[Records from a data collection]
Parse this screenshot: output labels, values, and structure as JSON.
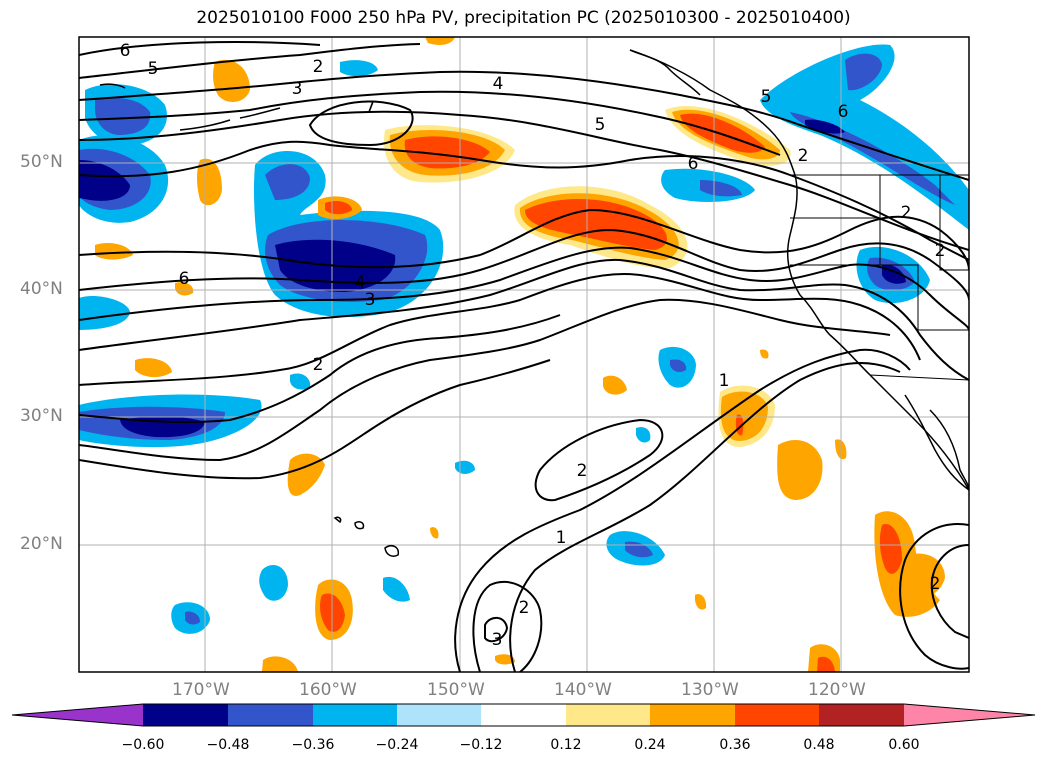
{
  "title": "2025010100 F000 250 hPa PV, precipitation PC (2025010300 - 2025010400)",
  "lat_labels": [
    "50°N",
    "40°N",
    "30°N",
    "20°N"
  ],
  "lon_labels": [
    "170°W",
    "160°W",
    "150°W",
    "140°W",
    "130°W",
    "120°W"
  ],
  "colorbar": {
    "ticks": [
      "−0.60",
      "−0.48",
      "−0.36",
      "−0.24",
      "−0.12",
      "0.12",
      "0.24",
      "0.36",
      "0.48",
      "0.60"
    ],
    "colors": [
      "#9933cc",
      "#000088",
      "#3355cc",
      "#00b4f0",
      "#ade3fb",
      "#ffffff",
      "#ffe88a",
      "#ffa500",
      "#ff4500",
      "#b22222",
      "#ff85a8"
    ]
  },
  "contour_labels": [
    "6",
    "5",
    "2",
    "3",
    "4",
    "7",
    "5",
    "6",
    "5",
    "6",
    "2",
    "2",
    "6",
    "4",
    "3",
    "2",
    "1",
    "2",
    "1",
    "2",
    "3",
    "2",
    "2"
  ],
  "palette": {
    "map_border": "#000000",
    "grid": "#b0b0b0",
    "land": "#000000"
  }
}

WORK INSTRUCTIONS:
Keep every word of the data as it is when you write it out, but drop the pictures.

COMPLETED EXERCISE:
Parse this screenshot: output labels, values, and structure as JSON.
{
  "title": "2025010100 F000 250 hPa PV, precipitation PC (2025010300 - 2025010400)",
  "lat_labels": [
    "50°N",
    "40°N",
    "30°N",
    "20°N"
  ],
  "lon_labels": [
    "170°W",
    "160°W",
    "150°W",
    "140°W",
    "130°W",
    "120°W"
  ],
  "colorbar": {
    "ticks": [
      "−0.60",
      "−0.48",
      "−0.36",
      "−0.24",
      "−0.12",
      "0.12",
      "0.24",
      "0.36",
      "0.48",
      "0.60"
    ],
    "colors": [
      "#9933cc",
      "#000088",
      "#3355cc",
      "#00b4f0",
      "#ade3fb",
      "#ffffff",
      "#ffe88a",
      "#ffa500",
      "#ff4500",
      "#b22222",
      "#ff85a8"
    ]
  },
  "contour_labels": [
    "6",
    "5",
    "2",
    "3",
    "4",
    "7",
    "5",
    "6",
    "5",
    "6",
    "2",
    "2",
    "6",
    "4",
    "3",
    "2",
    "1",
    "2",
    "1",
    "2",
    "3",
    "2",
    "2"
  ],
  "palette": {
    "map_border": "#000000",
    "grid": "#b0b0b0",
    "land": "#000000"
  }
}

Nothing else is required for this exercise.